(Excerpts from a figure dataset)
***
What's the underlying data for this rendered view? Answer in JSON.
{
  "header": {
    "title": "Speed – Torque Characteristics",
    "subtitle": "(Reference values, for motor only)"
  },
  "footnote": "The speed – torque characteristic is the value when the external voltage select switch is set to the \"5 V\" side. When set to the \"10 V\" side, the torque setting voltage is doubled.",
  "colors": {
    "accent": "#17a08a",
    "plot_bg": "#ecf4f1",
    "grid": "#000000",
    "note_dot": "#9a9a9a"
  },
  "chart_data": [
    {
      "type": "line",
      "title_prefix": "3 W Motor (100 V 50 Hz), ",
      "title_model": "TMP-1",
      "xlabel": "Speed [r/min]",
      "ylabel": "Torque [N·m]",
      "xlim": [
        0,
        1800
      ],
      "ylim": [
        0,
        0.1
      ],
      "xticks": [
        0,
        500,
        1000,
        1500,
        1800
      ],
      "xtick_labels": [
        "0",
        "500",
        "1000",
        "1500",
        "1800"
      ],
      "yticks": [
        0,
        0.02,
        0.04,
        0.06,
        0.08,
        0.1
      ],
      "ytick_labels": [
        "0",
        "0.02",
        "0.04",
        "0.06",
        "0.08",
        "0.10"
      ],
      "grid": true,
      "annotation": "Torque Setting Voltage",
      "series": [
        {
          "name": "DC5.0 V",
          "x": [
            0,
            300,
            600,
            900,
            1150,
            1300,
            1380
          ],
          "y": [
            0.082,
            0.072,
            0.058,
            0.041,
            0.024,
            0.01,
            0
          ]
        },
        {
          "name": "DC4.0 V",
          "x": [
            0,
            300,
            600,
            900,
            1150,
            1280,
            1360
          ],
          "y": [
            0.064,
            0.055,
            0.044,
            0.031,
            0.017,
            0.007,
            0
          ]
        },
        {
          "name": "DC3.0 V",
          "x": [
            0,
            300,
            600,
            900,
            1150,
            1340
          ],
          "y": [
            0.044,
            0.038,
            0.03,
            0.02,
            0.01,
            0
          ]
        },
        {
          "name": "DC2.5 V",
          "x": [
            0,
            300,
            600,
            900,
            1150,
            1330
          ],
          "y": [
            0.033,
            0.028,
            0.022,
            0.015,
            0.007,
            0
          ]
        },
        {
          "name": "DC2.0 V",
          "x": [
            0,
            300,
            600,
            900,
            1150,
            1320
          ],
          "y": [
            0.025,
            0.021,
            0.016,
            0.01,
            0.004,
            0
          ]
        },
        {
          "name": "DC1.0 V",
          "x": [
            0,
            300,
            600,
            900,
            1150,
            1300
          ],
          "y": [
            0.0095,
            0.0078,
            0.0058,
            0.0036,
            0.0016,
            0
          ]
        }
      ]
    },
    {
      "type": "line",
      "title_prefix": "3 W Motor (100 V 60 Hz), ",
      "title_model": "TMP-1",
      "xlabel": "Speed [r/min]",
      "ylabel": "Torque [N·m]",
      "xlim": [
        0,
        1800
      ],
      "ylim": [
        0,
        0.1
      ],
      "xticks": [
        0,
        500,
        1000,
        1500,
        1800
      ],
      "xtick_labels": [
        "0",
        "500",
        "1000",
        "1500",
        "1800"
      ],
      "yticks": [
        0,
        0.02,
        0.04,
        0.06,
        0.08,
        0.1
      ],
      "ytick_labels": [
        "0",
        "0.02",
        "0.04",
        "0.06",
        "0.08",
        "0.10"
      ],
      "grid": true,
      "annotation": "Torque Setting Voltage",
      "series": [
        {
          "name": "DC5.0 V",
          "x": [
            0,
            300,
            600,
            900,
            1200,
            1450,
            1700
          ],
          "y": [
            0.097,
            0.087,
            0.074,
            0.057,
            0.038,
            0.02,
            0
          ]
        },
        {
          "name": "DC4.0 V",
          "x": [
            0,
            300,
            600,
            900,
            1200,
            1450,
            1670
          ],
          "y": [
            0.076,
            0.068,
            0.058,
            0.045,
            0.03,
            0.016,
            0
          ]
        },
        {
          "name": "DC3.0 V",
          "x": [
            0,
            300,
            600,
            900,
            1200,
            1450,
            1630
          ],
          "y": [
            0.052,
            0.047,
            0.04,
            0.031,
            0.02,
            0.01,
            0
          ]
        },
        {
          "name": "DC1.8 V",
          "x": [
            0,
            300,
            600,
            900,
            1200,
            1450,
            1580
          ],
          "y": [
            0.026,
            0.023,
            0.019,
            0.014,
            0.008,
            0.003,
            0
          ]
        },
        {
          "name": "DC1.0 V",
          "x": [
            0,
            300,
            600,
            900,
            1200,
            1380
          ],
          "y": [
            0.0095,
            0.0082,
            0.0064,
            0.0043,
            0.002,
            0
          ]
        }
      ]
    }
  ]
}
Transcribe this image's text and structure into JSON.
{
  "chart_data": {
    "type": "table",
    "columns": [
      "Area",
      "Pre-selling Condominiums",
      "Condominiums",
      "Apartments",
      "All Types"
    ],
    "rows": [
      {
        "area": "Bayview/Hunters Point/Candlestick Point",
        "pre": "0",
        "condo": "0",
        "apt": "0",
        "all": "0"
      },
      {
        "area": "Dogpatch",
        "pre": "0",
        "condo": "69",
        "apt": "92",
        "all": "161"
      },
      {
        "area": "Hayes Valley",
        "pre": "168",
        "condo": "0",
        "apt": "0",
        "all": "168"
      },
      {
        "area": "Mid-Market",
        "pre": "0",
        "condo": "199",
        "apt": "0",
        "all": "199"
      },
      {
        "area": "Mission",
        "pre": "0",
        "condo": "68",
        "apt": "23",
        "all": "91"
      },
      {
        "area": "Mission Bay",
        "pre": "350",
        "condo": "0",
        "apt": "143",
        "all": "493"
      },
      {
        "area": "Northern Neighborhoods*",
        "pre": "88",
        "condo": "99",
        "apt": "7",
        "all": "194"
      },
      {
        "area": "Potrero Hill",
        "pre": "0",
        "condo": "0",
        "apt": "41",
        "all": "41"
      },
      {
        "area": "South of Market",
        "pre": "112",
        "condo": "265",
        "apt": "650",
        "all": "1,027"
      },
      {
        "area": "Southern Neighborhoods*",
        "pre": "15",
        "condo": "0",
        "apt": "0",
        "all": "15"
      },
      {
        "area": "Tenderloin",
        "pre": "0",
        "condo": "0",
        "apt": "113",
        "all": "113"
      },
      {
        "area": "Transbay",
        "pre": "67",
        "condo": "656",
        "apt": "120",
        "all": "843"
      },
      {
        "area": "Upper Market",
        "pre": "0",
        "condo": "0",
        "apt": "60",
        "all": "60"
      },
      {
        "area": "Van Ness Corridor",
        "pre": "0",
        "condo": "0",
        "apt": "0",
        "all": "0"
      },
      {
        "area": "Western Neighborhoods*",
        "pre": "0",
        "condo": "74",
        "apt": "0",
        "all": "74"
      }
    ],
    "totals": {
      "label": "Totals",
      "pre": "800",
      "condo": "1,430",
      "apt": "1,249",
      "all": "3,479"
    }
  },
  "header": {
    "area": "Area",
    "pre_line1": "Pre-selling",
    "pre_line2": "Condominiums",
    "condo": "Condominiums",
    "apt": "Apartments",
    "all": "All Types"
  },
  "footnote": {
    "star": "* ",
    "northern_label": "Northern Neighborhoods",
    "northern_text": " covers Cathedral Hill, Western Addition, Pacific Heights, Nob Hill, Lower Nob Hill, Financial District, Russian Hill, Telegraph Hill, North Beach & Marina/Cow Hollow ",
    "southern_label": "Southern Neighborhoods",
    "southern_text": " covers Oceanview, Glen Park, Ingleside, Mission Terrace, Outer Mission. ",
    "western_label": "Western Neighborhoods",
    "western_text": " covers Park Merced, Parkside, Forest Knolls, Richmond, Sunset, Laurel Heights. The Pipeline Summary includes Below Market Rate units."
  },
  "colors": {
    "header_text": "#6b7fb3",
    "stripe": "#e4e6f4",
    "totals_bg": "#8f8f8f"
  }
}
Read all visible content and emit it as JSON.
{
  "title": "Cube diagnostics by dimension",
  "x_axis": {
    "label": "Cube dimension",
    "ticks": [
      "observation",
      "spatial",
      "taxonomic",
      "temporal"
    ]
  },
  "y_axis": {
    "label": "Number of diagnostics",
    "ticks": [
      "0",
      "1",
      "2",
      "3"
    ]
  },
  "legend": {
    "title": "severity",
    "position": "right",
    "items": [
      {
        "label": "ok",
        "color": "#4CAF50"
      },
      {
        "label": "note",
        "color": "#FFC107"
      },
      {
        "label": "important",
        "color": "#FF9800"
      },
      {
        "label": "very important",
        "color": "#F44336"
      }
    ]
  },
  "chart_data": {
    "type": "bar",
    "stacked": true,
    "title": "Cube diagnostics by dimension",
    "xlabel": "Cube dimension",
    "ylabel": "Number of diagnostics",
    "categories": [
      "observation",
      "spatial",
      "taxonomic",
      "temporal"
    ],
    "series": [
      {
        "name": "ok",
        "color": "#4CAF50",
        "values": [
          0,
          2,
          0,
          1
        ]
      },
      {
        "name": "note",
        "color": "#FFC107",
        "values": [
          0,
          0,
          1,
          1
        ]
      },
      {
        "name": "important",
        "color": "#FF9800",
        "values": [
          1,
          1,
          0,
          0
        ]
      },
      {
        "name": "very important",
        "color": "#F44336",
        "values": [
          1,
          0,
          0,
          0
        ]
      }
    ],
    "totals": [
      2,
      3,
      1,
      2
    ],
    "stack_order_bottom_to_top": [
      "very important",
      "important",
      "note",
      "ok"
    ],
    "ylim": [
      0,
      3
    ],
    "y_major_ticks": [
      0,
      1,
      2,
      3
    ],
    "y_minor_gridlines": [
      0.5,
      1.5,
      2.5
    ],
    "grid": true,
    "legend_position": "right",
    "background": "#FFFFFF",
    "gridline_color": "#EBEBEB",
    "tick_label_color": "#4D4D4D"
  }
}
***
» **The request**: Read the entries and show each line that mentions "diagnostics".

» **Answer to this problem**:
  "title": "Cube diagnostics by dimension",
    "label": "Number of diagnostics",
    "title": "Cube diagnostics by dimension",
    "ylabel": "Number of diagnostics",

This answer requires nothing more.